### AIM
Reproduce the lines of the material exactly, excluding every image.

◇ ◇ ◇ ◇ ◇ ◇ ◇

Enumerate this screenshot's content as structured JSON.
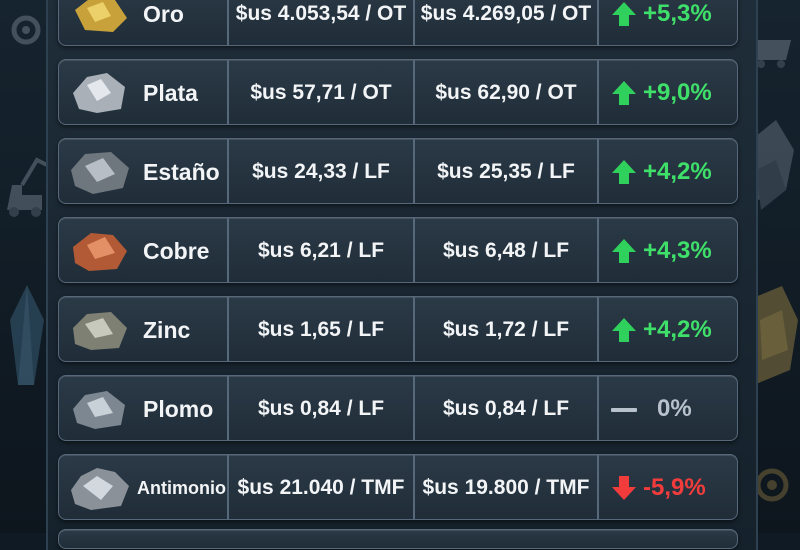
{
  "colors": {
    "up": "#3fe06a",
    "down": "#f23c3c",
    "flat": "#b8c2cc"
  },
  "rows": [
    {
      "metal": "Oro",
      "price_prev": "$us 4.053,54 / OT",
      "price_now": "$us 4.269,05 / OT",
      "change": "+5,3%",
      "trend": "up"
    },
    {
      "metal": "Plata",
      "price_prev": "$us 57,71 / OT",
      "price_now": "$us 62,90 / OT",
      "change": "+9,0%",
      "trend": "up"
    },
    {
      "metal": "Estaño",
      "price_prev": "$us 24,33 / LF",
      "price_now": "$us 25,35 / LF",
      "change": "+4,2%",
      "trend": "up"
    },
    {
      "metal": "Cobre",
      "price_prev": "$us 6,21 / LF",
      "price_now": "$us 6,48 / LF",
      "change": "+4,3%",
      "trend": "up"
    },
    {
      "metal": "Zinc",
      "price_prev": "$us 1,65 / LF",
      "price_now": "$us 1,72 / LF",
      "change": "+4,2%",
      "trend": "up"
    },
    {
      "metal": "Plomo",
      "price_prev": "$us 0,84 / LF",
      "price_now": "$us 0,84 / LF",
      "change": "0%",
      "trend": "flat"
    },
    {
      "metal": "Antimonio",
      "price_prev": "$us 21.040 / TMF",
      "price_now": "$us 19.800 / TMF",
      "change": "-5,9%",
      "trend": "down"
    }
  ]
}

◇ ◇ ◇ ◇ ◇ ◇ ◇

### ANSWER TO THIS TASK
Enumerate this screenshot's content as structured JSON.
{
  "colors": {
    "up": "#3fe06a",
    "down": "#f23c3c",
    "flat": "#b8c2cc"
  },
  "rows": [
    {
      "metal": "Oro",
      "price_prev": "$us 4.053,54 / OT",
      "price_now": "$us 4.269,05 / OT",
      "change": "+5,3%",
      "trend": "up"
    },
    {
      "metal": "Plata",
      "price_prev": "$us 57,71 / OT",
      "price_now": "$us 62,90 / OT",
      "change": "+9,0%",
      "trend": "up"
    },
    {
      "metal": "Estaño",
      "price_prev": "$us 24,33 / LF",
      "price_now": "$us 25,35 / LF",
      "change": "+4,2%",
      "trend": "up"
    },
    {
      "metal": "Cobre",
      "price_prev": "$us 6,21 / LF",
      "price_now": "$us 6,48 / LF",
      "change": "+4,3%",
      "trend": "up"
    },
    {
      "metal": "Zinc",
      "price_prev": "$us 1,65 / LF",
      "price_now": "$us 1,72 / LF",
      "change": "+4,2%",
      "trend": "up"
    },
    {
      "metal": "Plomo",
      "price_prev": "$us 0,84 / LF",
      "price_now": "$us 0,84 / LF",
      "change": "0%",
      "trend": "flat"
    },
    {
      "metal": "Antimonio",
      "price_prev": "$us 21.040 / TMF",
      "price_now": "$us 19.800 / TMF",
      "change": "-5,9%",
      "trend": "down"
    }
  ]
}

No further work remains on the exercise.